### Task requirements
Work through the data line by line, gathering every line that has the word "created".

### Data records
___
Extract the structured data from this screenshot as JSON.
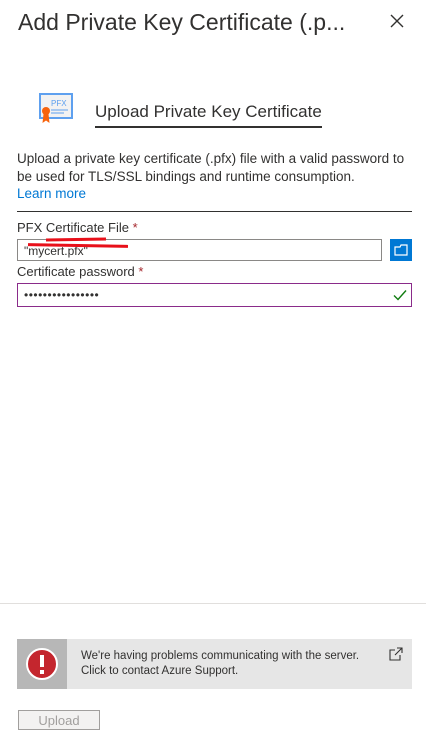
{
  "header": {
    "title": "Add Private Key Certificate (.p...",
    "close_icon": "close-icon"
  },
  "upload_section": {
    "icon_label": "PFX",
    "title": "Upload Private Key Certificate"
  },
  "description": {
    "text": "Upload a private key certificate (.pfx) file with a valid password to be used for TLS/SSL bindings and runtime consumption.",
    "learn_more": "Learn more"
  },
  "form": {
    "pfx_file": {
      "label": "PFX Certificate File",
      "required_mark": "*",
      "value": "\"mycert.pfx\""
    },
    "password": {
      "label": "Certificate password",
      "required_mark": "*",
      "value": "••••••••••••••••"
    }
  },
  "error": {
    "line1": "We're having problems communicating with the server.",
    "line2": "Click to contact Azure Support."
  },
  "footer": {
    "upload_label": "Upload"
  },
  "colors": {
    "accent": "#0078d4",
    "required": "#a4262c",
    "error_red": "#c4262e",
    "valid_check": "#107c10",
    "focus_border": "#8a2b8a"
  }
}
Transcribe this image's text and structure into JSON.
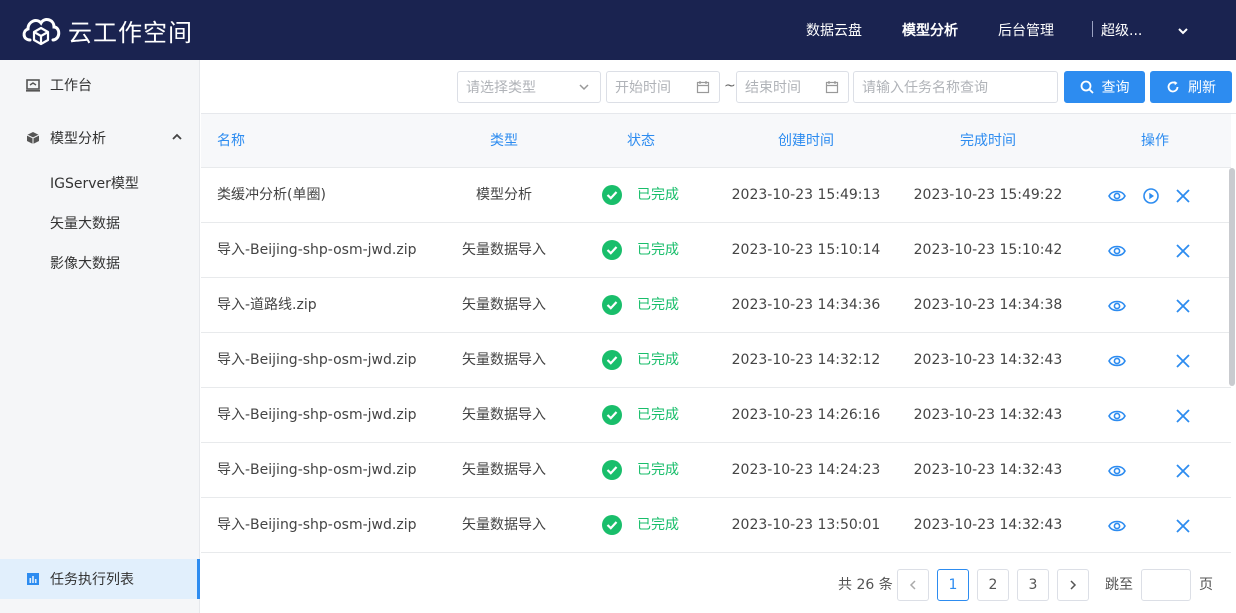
{
  "app": {
    "title": "云工作空间"
  },
  "nav": {
    "items": [
      "数据云盘",
      "模型分析",
      "后台管理"
    ],
    "active": "模型分析",
    "user": "超级..."
  },
  "sidebar": {
    "workbench": "工作台",
    "model_analysis": "模型分析",
    "sub_items": [
      "IGServer模型",
      "矢量大数据",
      "影像大数据"
    ],
    "task_list": "任务执行列表"
  },
  "toolbar": {
    "type_placeholder": "请选择类型",
    "start_placeholder": "开始时间",
    "separator": "~",
    "end_placeholder": "结束时间",
    "name_placeholder": "请输入任务名称查询",
    "query_label": "查询",
    "refresh_label": "刷新"
  },
  "table": {
    "columns": [
      "名称",
      "类型",
      "状态",
      "创建时间",
      "完成时间",
      "操作"
    ],
    "rows": [
      {
        "name": "类缓冲分析(单圈)",
        "type": "模型分析",
        "status": "已完成",
        "created": "2023-10-23 15:49:13",
        "finished": "2023-10-23 15:49:22",
        "has_play": true
      },
      {
        "name": "导入-Beijing-shp-osm-jwd.zip",
        "type": "矢量数据导入",
        "status": "已完成",
        "created": "2023-10-23 15:10:14",
        "finished": "2023-10-23 15:10:42",
        "has_play": false
      },
      {
        "name": "导入-道路线.zip",
        "type": "矢量数据导入",
        "status": "已完成",
        "created": "2023-10-23 14:34:36",
        "finished": "2023-10-23 14:34:38",
        "has_play": false
      },
      {
        "name": "导入-Beijing-shp-osm-jwd.zip",
        "type": "矢量数据导入",
        "status": "已完成",
        "created": "2023-10-23 14:32:12",
        "finished": "2023-10-23 14:32:43",
        "has_play": false
      },
      {
        "name": "导入-Beijing-shp-osm-jwd.zip",
        "type": "矢量数据导入",
        "status": "已完成",
        "created": "2023-10-23 14:26:16",
        "finished": "2023-10-23 14:32:43",
        "has_play": false
      },
      {
        "name": "导入-Beijing-shp-osm-jwd.zip",
        "type": "矢量数据导入",
        "status": "已完成",
        "created": "2023-10-23 14:24:23",
        "finished": "2023-10-23 14:32:43",
        "has_play": false
      },
      {
        "name": "导入-Beijing-shp-osm-jwd.zip",
        "type": "矢量数据导入",
        "status": "已完成",
        "created": "2023-10-23 13:50:01",
        "finished": "2023-10-23 14:32:43",
        "has_play": false
      }
    ]
  },
  "pagination": {
    "total": "共 26 条",
    "pages": [
      "1",
      "2",
      "3"
    ],
    "current": "1",
    "jump_label": "跳至",
    "page_suffix": "页"
  },
  "colors": {
    "accent": "#2d8cf0",
    "header_bg": "#1a2350",
    "success": "#19be6b",
    "sidebar_bg": "#f5f6f8"
  }
}
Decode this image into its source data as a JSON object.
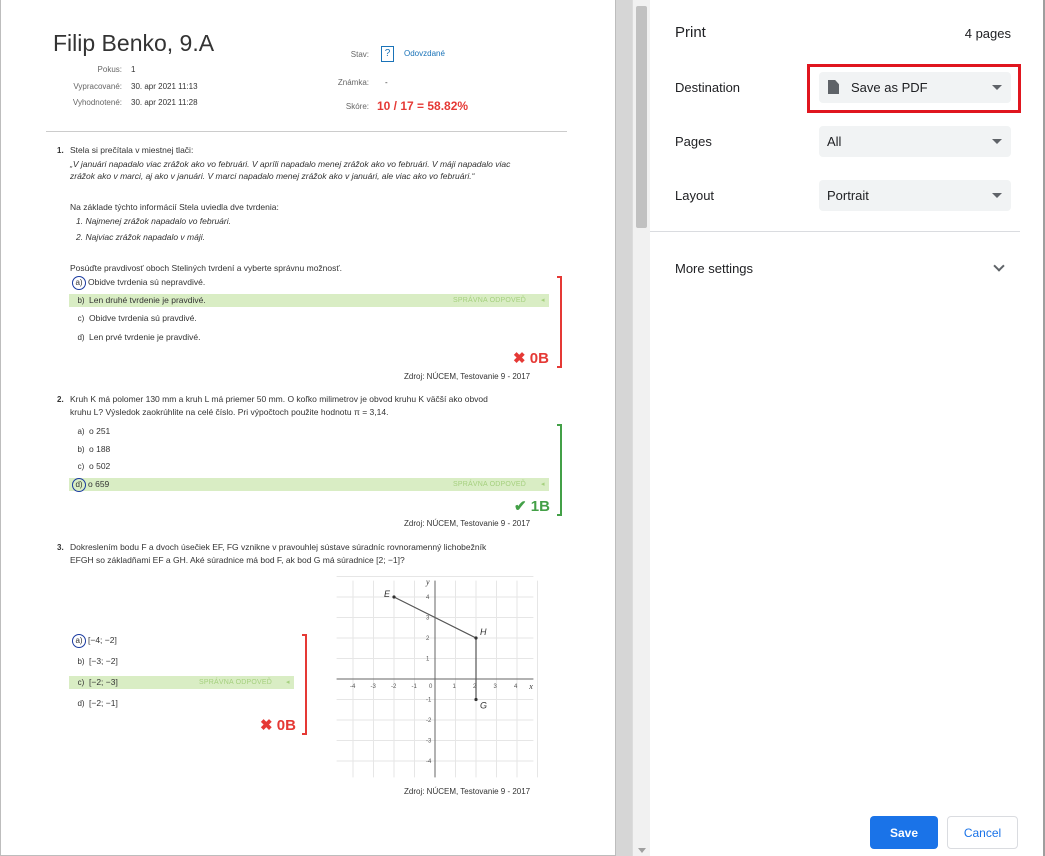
{
  "test": {
    "student": "Filip Benko, 9.A",
    "meta": {
      "attempt_label": "Pokus:",
      "attempt_value": "1",
      "worked_label": "Vypracované:",
      "worked_value": "30. apr 2021 11:13",
      "evaluated_label": "Vyhodnotené:",
      "evaluated_value": "30. apr 2021 11:28",
      "status_label": "Stav:",
      "status_icon": "?",
      "status_value": "Odovzdané",
      "grade_label": "Známka:",
      "grade_value": "-",
      "score_label": "Skóre:",
      "score_value": "10 / 17 = 58.82%"
    },
    "correct_label": "SPRÁVNA ODPOVEĎ",
    "q1": {
      "num": "1.",
      "intro": "Stela si prečítala v miestnej tlači:",
      "quote_1": "„V januári napadalo viac zrážok ako vo februári. V apríli napadalo menej zrážok ako vo februári. V máji napadalo viac",
      "quote_2": "zrážok ako v marci, aj ako v januári. V marci napadalo menej zrážok ako v januári, ale viac ako vo februári.“",
      "statement_intro": "Na základe týchto informácií Stela uviedla dve tvrdenia:",
      "statement_1": "1. Najmenej zrážok napadalo vo februári.",
      "statement_2": "2. Najviac zrážok napadalo v máji.",
      "task": "Posúďte pravdivosť oboch Steliných tvrdení a vyberte správnu možnosť.",
      "options": [
        {
          "letter": "a)",
          "text": "Obidve tvrdenia sú nepravdivé."
        },
        {
          "letter": "b)",
          "text": "Len druhé tvrdenie je pravdivé."
        },
        {
          "letter": "c)",
          "text": "Obidve tvrdenia sú pravdivé."
        },
        {
          "letter": "d)",
          "text": "Len prvé tvrdenie je pravdivé."
        }
      ],
      "result": "✖ 0B",
      "source": "Zdroj: NÚCEM, Testovanie 9 - 2017"
    },
    "q2": {
      "num": "2.",
      "text_1": "Kruh K má polomer 130 mm a kruh L má priemer 50 mm. O koľko milimetrov je obvod kruhu K väčší ako obvod",
      "text_2": "kruhu L? Výsledok zaokrúhlite na celé číslo. Pri výpočtoch použite hodnotu π = 3,14.",
      "options": [
        {
          "letter": "a)",
          "text": "o 251"
        },
        {
          "letter": "b)",
          "text": "o 188"
        },
        {
          "letter": "c)",
          "text": "o 502"
        },
        {
          "letter": "d)",
          "text": "o 659"
        }
      ],
      "result": "✔ 1B",
      "source": "Zdroj: NÚCEM, Testovanie 9 - 2017"
    },
    "q3": {
      "num": "3.",
      "text_1": "Dokreslením bodu F a dvoch úsečiek EF, FG vznikne v pravouhlej sústave súradníc rovnoramenný lichobežník",
      "text_2": "EFGH so základňami EF a GH. Aké súradnice má bod F, ak bod G má súradnice [2; −1]?",
      "options": [
        {
          "letter": "a)",
          "text": "[−4; −2]"
        },
        {
          "letter": "b)",
          "text": "[−3; −2]"
        },
        {
          "letter": "c)",
          "text": "[−2; −3]"
        },
        {
          "letter": "d)",
          "text": "[−2; −1]"
        }
      ],
      "result": "✖ 0B",
      "source": "Zdroj: NÚCEM, Testovanie 9 - 2017",
      "graph": {
        "x_label": "x",
        "y_label": "y",
        "x_ticks": [
          "-4",
          "-3",
          "-2",
          "-1",
          "0",
          "1",
          "2",
          "3",
          "4"
        ],
        "y_ticks": [
          "4",
          "3",
          "2",
          "1",
          "-1",
          "-2",
          "-3",
          "-4"
        ],
        "points": [
          {
            "name": "E",
            "x": -2,
            "y": 4
          },
          {
            "name": "H",
            "x": 2,
            "y": 2
          },
          {
            "name": "G",
            "x": 2,
            "y": -1
          }
        ]
      }
    }
  },
  "print": {
    "title": "Print",
    "page_count": "4 pages",
    "destination_label": "Destination",
    "destination_value": "Save as PDF",
    "pages_label": "Pages",
    "pages_value": "All",
    "layout_label": "Layout",
    "layout_value": "Portrait",
    "more_settings": "More settings",
    "save": "Save",
    "cancel": "Cancel"
  },
  "colors": {
    "wrong": "#e53935",
    "right": "#43a047",
    "correct_fill": "#d9edc4",
    "accent": "#1a73e8",
    "highlight_box": "#e0161f"
  }
}
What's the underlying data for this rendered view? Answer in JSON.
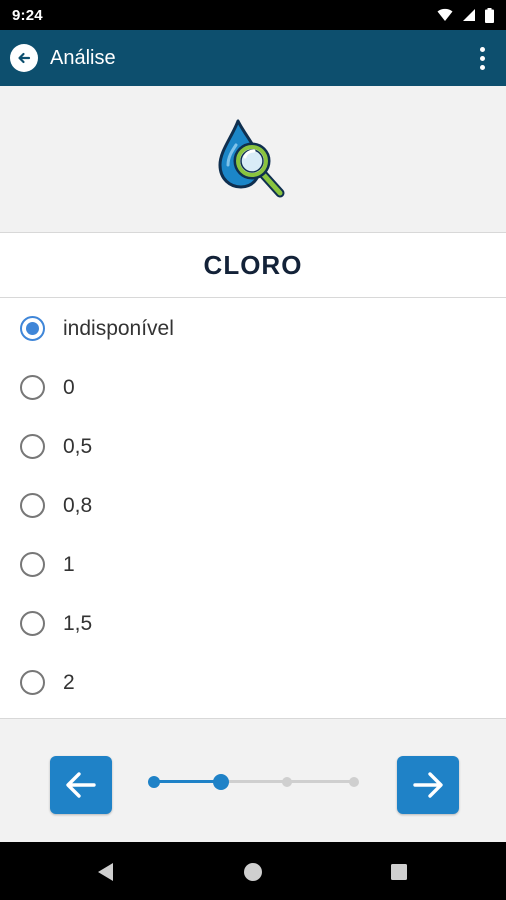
{
  "status_bar": {
    "time": "9:24"
  },
  "app_bar": {
    "title": "Análise"
  },
  "question": {
    "title": "CLORO"
  },
  "options": [
    {
      "label": "indisponível",
      "selected": true
    },
    {
      "label": "0",
      "selected": false
    },
    {
      "label": "0,5",
      "selected": false
    },
    {
      "label": "0,8",
      "selected": false
    },
    {
      "label": "1",
      "selected": false
    },
    {
      "label": "1,5",
      "selected": false
    },
    {
      "label": "2",
      "selected": false
    }
  ],
  "progress": {
    "current_step": 2,
    "total_steps": 4
  },
  "colors": {
    "app_bar": "#0d4f6e",
    "accent": "#1f82c7",
    "radio_selected": "#3f86d8",
    "title_text": "#132238"
  },
  "icons": {
    "back": "arrow-left-circle-icon",
    "menu": "more-vert-icon",
    "hero": "water-drop-magnifier-icon",
    "prev": "arrow-left-icon",
    "next": "arrow-right-icon"
  }
}
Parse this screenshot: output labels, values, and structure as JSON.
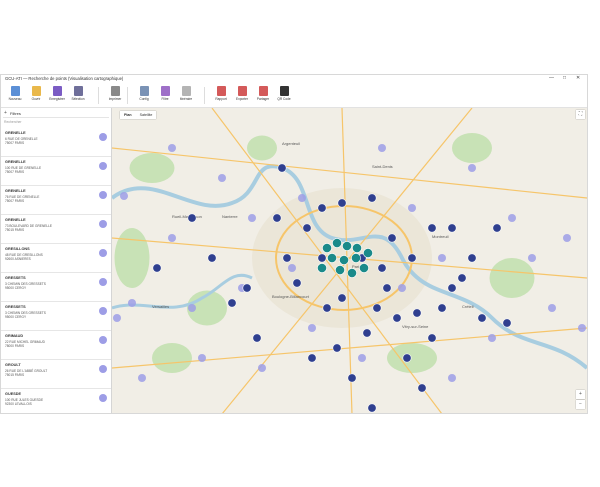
{
  "window": {
    "title": "GCU-ATI — Recherche de points (Visualisation cartographique)",
    "minimize_glyph": "—",
    "maximize_glyph": "□",
    "close_glyph": "✕"
  },
  "ribbon": {
    "buttons": [
      {
        "label": "Nouveau",
        "icon": "new-document-icon",
        "color": "#5b8fd6"
      },
      {
        "label": "Ouvrir",
        "icon": "open-folder-icon",
        "color": "#e9b84b"
      },
      {
        "label": "Enregistrer",
        "icon": "save-icon",
        "color": "#7b5cc4"
      },
      {
        "label": "Sélection",
        "icon": "select-icon",
        "color": "#6f6f9a"
      },
      {
        "label": "Imprimer",
        "icon": "print-icon",
        "color": "#8a8a8a"
      },
      {
        "label": "Config",
        "icon": "gear-icon",
        "color": "#7a92b5"
      },
      {
        "label": "Filtre",
        "icon": "filter-icon",
        "color": "#9e6fc8"
      },
      {
        "label": "Itinéraire",
        "icon": "route-icon",
        "color": "#b4b4b4"
      },
      {
        "label": "Rapport",
        "icon": "report-icon",
        "color": "#d45a5a"
      },
      {
        "label": "Exporter",
        "icon": "export-icon",
        "color": "#d45a5a"
      },
      {
        "label": "Partager",
        "icon": "share-icon",
        "color": "#d45a5a"
      },
      {
        "label": "QR Code",
        "icon": "qr-code-icon",
        "color": "#333333"
      }
    ]
  },
  "sidebar": {
    "filter_label": "Filtres",
    "search_placeholder": "Rechercher",
    "items": [
      {
        "name": "GRENELLE",
        "addr1": "6 RUE DE GRENELLE",
        "addr2": "75007 PARIS"
      },
      {
        "name": "GRENELLE",
        "addr1": "100 RUE DE GRENELLE",
        "addr2": "75007 PARIS"
      },
      {
        "name": "GRENELLE",
        "addr1": "76 RUE DE GRENELLE",
        "addr2": "75007 PARIS"
      },
      {
        "name": "GRENELLE",
        "addr1": "73 BOULEVARD DE GRENELLE",
        "addr2": "75015 PARIS"
      },
      {
        "name": "GRESILLONS",
        "addr1": "48 RUE DE GRESILLONS",
        "addr2": "92600 ASNIERES"
      },
      {
        "name": "GRESSETS",
        "addr1": "3 CHEMIN DES GRESSETS",
        "addr2": "95000 CERGY"
      },
      {
        "name": "GRESSETS",
        "addr1": "3 CHEMIN DES GRESSETS",
        "addr2": "95000 CERGY"
      },
      {
        "name": "GRIMAUD",
        "addr1": "22 RUE MICHEL GRIMAUD",
        "addr2": "78000 PARIS"
      },
      {
        "name": "GROULT",
        "addr1": "26 RUE DE L'ABBÉ GROULT",
        "addr2": "75015 PARIS"
      },
      {
        "name": "GUESDE",
        "addr1": "100 RUE JULES GUESDE",
        "addr2": "92300 LEVALLOIS"
      }
    ]
  },
  "map": {
    "tab_plan": "Plan",
    "tab_satellite": "Satellite",
    "zoom_in": "+",
    "zoom_out": "−",
    "fullscreen_glyph": "⛶",
    "place_labels": [
      "Argenteuil",
      "Nanterre",
      "Paris",
      "Saint-Denis",
      "Montreuil",
      "Boulogne-Billancourt",
      "Versailles",
      "Vitry-sur-Seine",
      "Créteil",
      "Rueil-Malmaison"
    ],
    "colors": {
      "cluster_dark": "#2f3f8f",
      "cluster_teal": "#1a8a8a",
      "point_light": "#9d9de6",
      "water": "#a8cde0",
      "park": "#c8e2b6",
      "urban": "#f1eee6",
      "road": "#f6c56a"
    }
  }
}
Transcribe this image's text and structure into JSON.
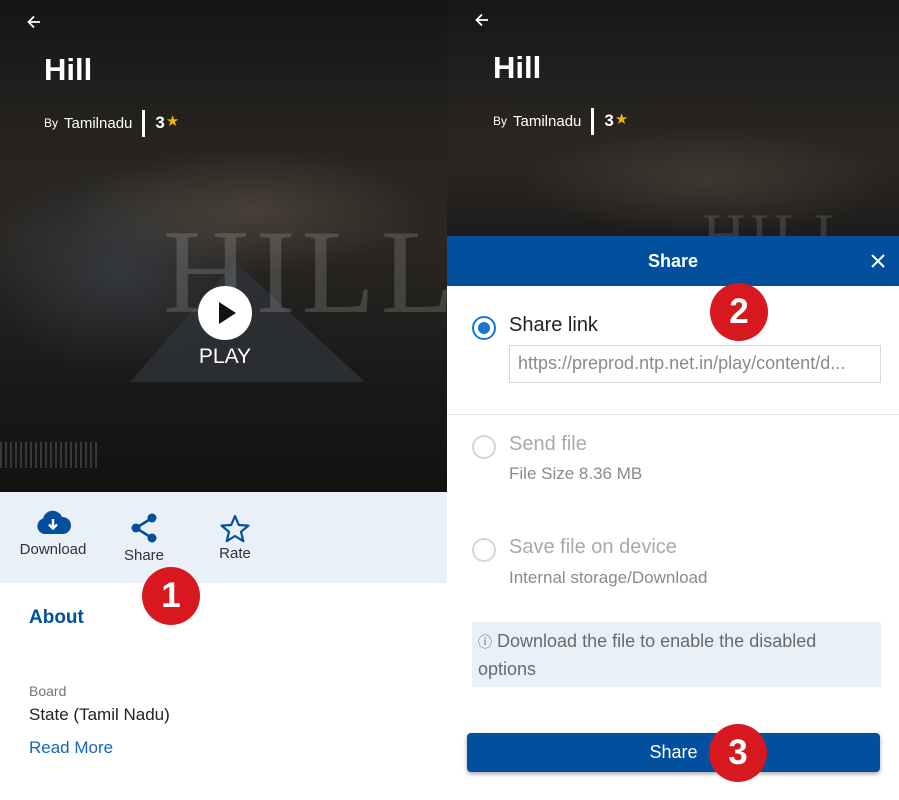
{
  "left_screen": {
    "title": "Hill",
    "by_label": "By",
    "author": "Tamilnadu",
    "rating": "3",
    "rating_star": "★",
    "watermark_text": "HILL",
    "play_label": "PLAY",
    "actions": [
      {
        "label": "Download",
        "icon": "cloud-download-icon"
      },
      {
        "label": "Share",
        "icon": "share-icon"
      },
      {
        "label": "Rate",
        "icon": "star-outline-icon"
      }
    ],
    "about_heading": "About",
    "board_label": "Board",
    "board_value": "State (Tamil Nadu)",
    "read_more": "Read More",
    "step_badge": "1"
  },
  "right_screen": {
    "title": "Hill",
    "by_label": "By",
    "author": "Tamilnadu",
    "rating": "3",
    "rating_star": "★",
    "modal": {
      "title": "Share",
      "options": [
        {
          "label": "Share link",
          "selected": true,
          "enabled": true
        },
        {
          "label": "Send file",
          "sub": "File Size 8.36 MB",
          "selected": false,
          "enabled": false
        },
        {
          "label": "Save file on device",
          "sub": "Internal storage/Download",
          "selected": false,
          "enabled": false
        }
      ],
      "share_link_value": "https://preprod.ntp.net.in/play/content/d...",
      "info_icon": "ⓘ",
      "info_text": "Download the file to enable the disabled options",
      "share_button": "Share"
    },
    "step_badges": [
      "2",
      "3"
    ]
  },
  "colors": {
    "primary_blue": "#024f9d",
    "action_bar_bg": "#e9f0f8",
    "link_blue": "#1466c0",
    "radio_blue": "#1976d2",
    "star_gold": "#f5b400",
    "badge_red": "#d7181f"
  }
}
___
### Result below
        "created": "2023-10-23 15:49:13",
        "created": "2023-10-23 15:10:14",
        "created": "2023-10-23 14:34:36",
        "created": "2023-10-23 14:32:12",
        "created": "2023-10-23 14:26:16",
        "created": "2023-10-23 14:24:23",
        "created": "2023-10-23 13:50:01",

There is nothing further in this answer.